* _WORK INSTRUCTIONS_
Reproduce the data that follows in its entirety, character for character.
=== GIVEN DATA ===
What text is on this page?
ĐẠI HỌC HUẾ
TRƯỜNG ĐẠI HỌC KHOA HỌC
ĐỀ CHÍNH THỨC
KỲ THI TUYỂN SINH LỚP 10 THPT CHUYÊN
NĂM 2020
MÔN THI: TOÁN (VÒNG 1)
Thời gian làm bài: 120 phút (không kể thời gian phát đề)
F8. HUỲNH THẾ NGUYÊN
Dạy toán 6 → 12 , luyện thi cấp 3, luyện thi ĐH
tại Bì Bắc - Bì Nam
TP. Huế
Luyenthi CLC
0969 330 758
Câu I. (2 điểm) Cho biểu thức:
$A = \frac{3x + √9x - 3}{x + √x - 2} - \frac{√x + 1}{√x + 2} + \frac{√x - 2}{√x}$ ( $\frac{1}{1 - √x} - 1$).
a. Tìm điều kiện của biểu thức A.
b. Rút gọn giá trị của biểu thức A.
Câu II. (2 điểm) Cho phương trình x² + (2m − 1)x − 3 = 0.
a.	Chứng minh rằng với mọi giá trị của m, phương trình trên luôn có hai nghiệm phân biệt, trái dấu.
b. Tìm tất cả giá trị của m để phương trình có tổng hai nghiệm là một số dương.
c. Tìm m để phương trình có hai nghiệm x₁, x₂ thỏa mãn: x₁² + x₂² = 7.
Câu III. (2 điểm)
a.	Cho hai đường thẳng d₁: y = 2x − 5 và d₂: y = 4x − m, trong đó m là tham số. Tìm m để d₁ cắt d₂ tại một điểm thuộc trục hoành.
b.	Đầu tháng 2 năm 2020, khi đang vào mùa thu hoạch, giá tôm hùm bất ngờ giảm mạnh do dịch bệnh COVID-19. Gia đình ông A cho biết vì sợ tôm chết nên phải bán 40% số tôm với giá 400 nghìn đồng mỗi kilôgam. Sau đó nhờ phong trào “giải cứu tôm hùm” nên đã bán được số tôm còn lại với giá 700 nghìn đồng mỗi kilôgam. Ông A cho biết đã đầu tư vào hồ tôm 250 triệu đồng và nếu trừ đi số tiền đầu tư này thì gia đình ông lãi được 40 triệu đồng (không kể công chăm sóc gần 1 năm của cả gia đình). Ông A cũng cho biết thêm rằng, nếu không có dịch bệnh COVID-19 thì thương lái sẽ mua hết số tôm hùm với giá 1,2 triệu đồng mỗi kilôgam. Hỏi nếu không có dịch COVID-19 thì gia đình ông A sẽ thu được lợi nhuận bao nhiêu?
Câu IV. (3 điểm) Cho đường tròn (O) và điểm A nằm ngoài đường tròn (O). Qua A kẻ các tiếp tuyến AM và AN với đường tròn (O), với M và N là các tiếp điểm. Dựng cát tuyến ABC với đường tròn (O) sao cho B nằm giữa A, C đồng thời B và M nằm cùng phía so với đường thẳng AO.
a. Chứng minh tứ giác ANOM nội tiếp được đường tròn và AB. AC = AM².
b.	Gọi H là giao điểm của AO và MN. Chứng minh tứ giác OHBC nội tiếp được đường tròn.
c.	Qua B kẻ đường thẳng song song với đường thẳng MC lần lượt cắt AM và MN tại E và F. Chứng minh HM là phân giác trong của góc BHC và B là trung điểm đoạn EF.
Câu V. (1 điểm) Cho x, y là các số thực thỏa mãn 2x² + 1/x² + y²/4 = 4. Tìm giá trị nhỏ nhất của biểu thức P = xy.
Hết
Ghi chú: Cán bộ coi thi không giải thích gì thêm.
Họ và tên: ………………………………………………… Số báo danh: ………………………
===
* _FINISHED TASK_
What text is on this page?
ĐẠI HỌC HUẾ
TRƯỜNG ĐẠI HỌC KHOA HỌC
ĐỀ CHÍNH THỨC
KỲ THI TUYỂN SINH LỚP 10 THPT CHUYÊN
NĂM 2020
MÔN THI: TOÁN (VÒNG 1)
Thời gian làm bài: 120 phút (không kể thời gian phát đề)
F8. HUỲNH THẾ NGUYÊN
Dạy toán 6 → 12 , luyện thi cấp 3, luyện thi ĐH
tại Bì Bắc - Bì Nam
TP. Huế
Luyenthi CLC
0969 330 758
Câu I. (2 điểm) Cho biểu thức:
$A = \frac{3x + √9x - 3}{x + √x - 2} - \frac{√x + 1}{√x + 2} + \frac{√x - 2}{√x}$ ( $\frac{1}{1 - √x} - 1$).
a. Tìm điều kiện của biểu thức A.
b. Rút gọn giá trị của biểu thức A.
Câu II. (2 điểm) Cho phương trình x² + (2m − 1)x − 3 = 0.
a.	Chứng minh rằng với mọi giá trị của m, phương trình trên luôn có hai nghiệm phân biệt, trái dấu.
b. Tìm tất cả giá trị của m để phương trình có tổng hai nghiệm là một số dương.
c. Tìm m để phương trình có hai nghiệm x₁, x₂ thỏa mãn: x₁² + x₂² = 7.
Câu III. (2 điểm)
a.	Cho hai đường thẳng d₁: y = 2x − 5 và d₂: y = 4x − m, trong đó m là tham số. Tìm m để d₁ cắt d₂ tại một điểm thuộc trục hoành.
b.	Đầu tháng 2 năm 2020, khi đang vào mùa thu hoạch, giá tôm hùm bất ngờ giảm mạnh do dịch bệnh COVID-19. Gia đình ông A cho biết vì sợ tôm chết nên phải bán 40% số tôm với giá 400 nghìn đồng mỗi kilôgam. Sau đó nhờ phong trào “giải cứu tôm hùm” nên đã bán được số tôm còn lại với giá 700 nghìn đồng mỗi kilôgam. Ông A cho biết đã đầu tư vào hồ tôm 250 triệu đồng và nếu trừ đi số tiền đầu tư này thì gia đình ông lãi được 40 triệu đồng (không kể công chăm sóc gần 1 năm của cả gia đình). Ông A cũng cho biết thêm rằng, nếu không có dịch bệnh COVID-19 thì thương lái sẽ mua hết số tôm hùm với giá 1,2 triệu đồng mỗi kilôgam. Hỏi nếu không có dịch COVID-19 thì gia đình ông A sẽ thu được lợi nhuận bao nhiêu?
Câu IV. (3 điểm) Cho đường tròn (O) và điểm A nằm ngoài đường tròn (O). Qua A kẻ các tiếp tuyến AM và AN với đường tròn (O), với M và N là các tiếp điểm. Dựng cát tuyến ABC với đường tròn (O) sao cho B nằm giữa A, C đồng thời B và M nằm cùng phía so với đường thẳng AO.
a. Chứng minh tứ giác ANOM nội tiếp được đường tròn và AB. AC = AM².
b.	Gọi H là giao điểm của AO và MN. Chứng minh tứ giác OHBC nội tiếp được đường tròn.
c.	Qua B kẻ đường thẳng song song với đường thẳng MC lần lượt cắt AM và MN tại E và F. Chứng minh HM là phân giác trong của góc BHC và B là trung điểm đoạn EF.
Câu V. (1 điểm) Cho x, y là các số thực thỏa mãn 2x² + 1/x² + y²/4 = 4. Tìm giá trị nhỏ nhất của biểu thức P = xy.
Hết
Ghi chú: Cán bộ coi thi không giải thích gì thêm.
Họ và tên: ………………………………………………… Số báo danh: ………………………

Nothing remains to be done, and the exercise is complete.